Write out all of the lines below, exactly and completely.

---- MATERIAL TO PROCESS

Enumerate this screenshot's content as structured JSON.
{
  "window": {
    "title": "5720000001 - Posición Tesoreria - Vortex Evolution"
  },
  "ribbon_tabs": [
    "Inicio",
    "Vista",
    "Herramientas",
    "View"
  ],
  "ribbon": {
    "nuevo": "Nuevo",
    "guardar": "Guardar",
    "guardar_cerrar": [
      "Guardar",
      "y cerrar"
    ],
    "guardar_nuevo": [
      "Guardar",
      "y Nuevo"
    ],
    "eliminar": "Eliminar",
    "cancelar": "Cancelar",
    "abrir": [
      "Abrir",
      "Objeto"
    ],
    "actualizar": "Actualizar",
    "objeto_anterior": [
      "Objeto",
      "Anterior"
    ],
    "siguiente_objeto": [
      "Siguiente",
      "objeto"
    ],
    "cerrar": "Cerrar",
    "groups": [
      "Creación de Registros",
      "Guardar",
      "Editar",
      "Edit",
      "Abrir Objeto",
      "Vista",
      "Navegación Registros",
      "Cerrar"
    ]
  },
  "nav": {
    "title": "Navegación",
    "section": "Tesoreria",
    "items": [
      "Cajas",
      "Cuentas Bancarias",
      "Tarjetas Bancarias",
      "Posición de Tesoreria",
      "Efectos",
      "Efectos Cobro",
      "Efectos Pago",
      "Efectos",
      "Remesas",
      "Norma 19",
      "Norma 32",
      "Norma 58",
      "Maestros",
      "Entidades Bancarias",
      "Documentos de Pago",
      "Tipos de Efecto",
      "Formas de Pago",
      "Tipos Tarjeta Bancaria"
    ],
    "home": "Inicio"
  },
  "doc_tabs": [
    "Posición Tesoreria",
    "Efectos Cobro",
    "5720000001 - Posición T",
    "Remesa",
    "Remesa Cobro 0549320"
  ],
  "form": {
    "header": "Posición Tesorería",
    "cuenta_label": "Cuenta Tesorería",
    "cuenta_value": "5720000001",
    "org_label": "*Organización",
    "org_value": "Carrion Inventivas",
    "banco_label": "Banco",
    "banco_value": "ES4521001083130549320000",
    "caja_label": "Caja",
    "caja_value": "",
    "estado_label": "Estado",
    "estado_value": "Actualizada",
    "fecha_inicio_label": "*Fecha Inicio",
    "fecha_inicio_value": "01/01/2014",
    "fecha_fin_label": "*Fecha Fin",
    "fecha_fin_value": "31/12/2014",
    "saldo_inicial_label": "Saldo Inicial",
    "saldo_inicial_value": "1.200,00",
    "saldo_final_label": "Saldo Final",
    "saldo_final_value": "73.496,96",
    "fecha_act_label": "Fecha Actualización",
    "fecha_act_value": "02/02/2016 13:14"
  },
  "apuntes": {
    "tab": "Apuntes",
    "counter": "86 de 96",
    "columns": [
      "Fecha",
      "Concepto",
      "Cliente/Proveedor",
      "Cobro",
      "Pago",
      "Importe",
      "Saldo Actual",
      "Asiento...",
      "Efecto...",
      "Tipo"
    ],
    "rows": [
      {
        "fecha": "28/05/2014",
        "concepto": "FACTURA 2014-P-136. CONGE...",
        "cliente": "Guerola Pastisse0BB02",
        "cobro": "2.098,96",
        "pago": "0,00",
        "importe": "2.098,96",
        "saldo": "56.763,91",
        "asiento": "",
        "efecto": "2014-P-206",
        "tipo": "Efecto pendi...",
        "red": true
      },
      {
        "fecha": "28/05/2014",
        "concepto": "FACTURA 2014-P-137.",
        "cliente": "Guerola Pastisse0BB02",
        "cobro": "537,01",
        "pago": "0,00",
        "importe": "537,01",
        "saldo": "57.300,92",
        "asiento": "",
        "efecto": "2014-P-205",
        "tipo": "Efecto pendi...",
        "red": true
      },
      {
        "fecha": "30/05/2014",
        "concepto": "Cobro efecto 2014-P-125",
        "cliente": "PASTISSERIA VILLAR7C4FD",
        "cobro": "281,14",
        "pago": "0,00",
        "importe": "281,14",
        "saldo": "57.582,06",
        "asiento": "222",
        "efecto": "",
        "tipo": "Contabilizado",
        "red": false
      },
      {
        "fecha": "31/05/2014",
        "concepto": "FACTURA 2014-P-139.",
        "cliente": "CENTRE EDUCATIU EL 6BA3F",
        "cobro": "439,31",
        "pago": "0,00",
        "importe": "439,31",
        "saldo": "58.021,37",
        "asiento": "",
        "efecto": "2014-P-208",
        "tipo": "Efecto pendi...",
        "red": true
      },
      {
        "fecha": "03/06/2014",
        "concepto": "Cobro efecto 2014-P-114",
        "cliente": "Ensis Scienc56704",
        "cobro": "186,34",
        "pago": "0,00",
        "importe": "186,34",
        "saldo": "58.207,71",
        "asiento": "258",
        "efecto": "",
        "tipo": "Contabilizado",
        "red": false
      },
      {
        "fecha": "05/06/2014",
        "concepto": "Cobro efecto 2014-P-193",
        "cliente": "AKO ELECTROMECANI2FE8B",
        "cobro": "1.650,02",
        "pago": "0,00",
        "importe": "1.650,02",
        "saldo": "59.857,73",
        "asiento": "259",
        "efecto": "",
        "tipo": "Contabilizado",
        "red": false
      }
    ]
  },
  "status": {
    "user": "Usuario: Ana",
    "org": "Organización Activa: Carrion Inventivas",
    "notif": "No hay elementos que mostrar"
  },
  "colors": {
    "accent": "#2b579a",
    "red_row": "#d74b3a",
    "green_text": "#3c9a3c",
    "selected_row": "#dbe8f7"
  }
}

--------

RESPONSE TO THIS EXERCISE |
Enumerate this screenshot's content as structured JSON.
{
  "window": {
    "title": "5720000001 - Posición Tesoreria - Vortex Evolution"
  },
  "ribbon_tabs": [
    "Inicio",
    "Vista",
    "Herramientas",
    "View"
  ],
  "ribbon": {
    "nuevo": "Nuevo",
    "guardar": "Guardar",
    "guardar_cerrar": [
      "Guardar",
      "y cerrar"
    ],
    "guardar_nuevo": [
      "Guardar",
      "y Nuevo"
    ],
    "eliminar": "Eliminar",
    "cancelar": "Cancelar",
    "abrir": [
      "Abrir",
      "Objeto"
    ],
    "actualizar": "Actualizar",
    "objeto_anterior": [
      "Objeto",
      "Anterior"
    ],
    "siguiente_objeto": [
      "Siguiente",
      "objeto"
    ],
    "cerrar": "Cerrar",
    "groups": [
      "Creación de Registros",
      "Guardar",
      "Editar",
      "Edit",
      "Abrir Objeto",
      "Vista",
      "Navegación Registros",
      "Cerrar"
    ]
  },
  "nav": {
    "title": "Navegación",
    "section": "Tesoreria",
    "items": [
      "Cajas",
      "Cuentas Bancarias",
      "Tarjetas Bancarias",
      "Posición de Tesoreria",
      "Efectos",
      "Efectos Cobro",
      "Efectos Pago",
      "Efectos",
      "Remesas",
      "Norma 19",
      "Norma 32",
      "Norma 58",
      "Maestros",
      "Entidades Bancarias",
      "Documentos de Pago",
      "Tipos de Efecto",
      "Formas de Pago",
      "Tipos Tarjeta Bancaria"
    ],
    "home": "Inicio"
  },
  "doc_tabs": [
    "Posición Tesoreria",
    "Efectos Cobro",
    "5720000001 - Posición T",
    "Remesa",
    "Remesa Cobro 0549320"
  ],
  "form": {
    "header": "Posición Tesorería",
    "cuenta_label": "Cuenta Tesorería",
    "cuenta_value": "5720000001",
    "org_label": "*Organización",
    "org_value": "Carrion Inventivas",
    "banco_label": "Banco",
    "banco_value": "ES4521001083130549320000",
    "caja_label": "Caja",
    "caja_value": "",
    "estado_label": "Estado",
    "estado_value": "Actualizada",
    "fecha_inicio_label": "*Fecha Inicio",
    "fecha_inicio_value": "01/01/2014",
    "fecha_fin_label": "*Fecha Fin",
    "fecha_fin_value": "31/12/2014",
    "saldo_inicial_label": "Saldo Inicial",
    "saldo_inicial_value": "1.200,00",
    "saldo_final_label": "Saldo Final",
    "saldo_final_value": "73.496,96",
    "fecha_act_label": "Fecha Actualización",
    "fecha_act_value": "02/02/2016 13:14"
  },
  "apuntes": {
    "tab": "Apuntes",
    "counter": "86 de 96",
    "columns": [
      "Fecha",
      "Concepto",
      "Cliente/Proveedor",
      "Cobro",
      "Pago",
      "Importe",
      "Saldo Actual",
      "Asiento...",
      "Efecto...",
      "Tipo"
    ],
    "rows": [
      {
        "fecha": "28/05/2014",
        "concepto": "FACTURA 2014-P-136. CONGE...",
        "cliente": "Guerola Pastisse0BB02",
        "cobro": "2.098,96",
        "pago": "0,00",
        "importe": "2.098,96",
        "saldo": "56.763,91",
        "asiento": "",
        "efecto": "2014-P-206",
        "tipo": "Efecto pendi...",
        "red": true
      },
      {
        "fecha": "28/05/2014",
        "concepto": "FACTURA 2014-P-137.",
        "cliente": "Guerola Pastisse0BB02",
        "cobro": "537,01",
        "pago": "0,00",
        "importe": "537,01",
        "saldo": "57.300,92",
        "asiento": "",
        "efecto": "2014-P-205",
        "tipo": "Efecto pendi...",
        "red": true
      },
      {
        "fecha": "30/05/2014",
        "concepto": "Cobro efecto 2014-P-125",
        "cliente": "PASTISSERIA VILLAR7C4FD",
        "cobro": "281,14",
        "pago": "0,00",
        "importe": "281,14",
        "saldo": "57.582,06",
        "asiento": "222",
        "efecto": "",
        "tipo": "Contabilizado",
        "red": false
      },
      {
        "fecha": "31/05/2014",
        "concepto": "FACTURA 2014-P-139.",
        "cliente": "CENTRE EDUCATIU EL 6BA3F",
        "cobro": "439,31",
        "pago": "0,00",
        "importe": "439,31",
        "saldo": "58.021,37",
        "asiento": "",
        "efecto": "2014-P-208",
        "tipo": "Efecto pendi...",
        "red": true
      },
      {
        "fecha": "03/06/2014",
        "concepto": "Cobro efecto 2014-P-114",
        "cliente": "Ensis Scienc56704",
        "cobro": "186,34",
        "pago": "0,00",
        "importe": "186,34",
        "saldo": "58.207,71",
        "asiento": "258",
        "efecto": "",
        "tipo": "Contabilizado",
        "red": false
      },
      {
        "fecha": "05/06/2014",
        "concepto": "Cobro efecto 2014-P-193",
        "cliente": "AKO ELECTROMECANI2FE8B",
        "cobro": "1.650,02",
        "pago": "0,00",
        "importe": "1.650,02",
        "saldo": "59.857,73",
        "asiento": "259",
        "efecto": "",
        "tipo": "Contabilizado",
        "red": false
      }
    ]
  },
  "status": {
    "user": "Usuario: Ana",
    "org": "Organización Activa: Carrion Inventivas",
    "notif": "No hay elementos que mostrar"
  },
  "colors": {
    "accent": "#2b579a",
    "red_row": "#d74b3a",
    "green_text": "#3c9a3c",
    "selected_row": "#dbe8f7"
  }
}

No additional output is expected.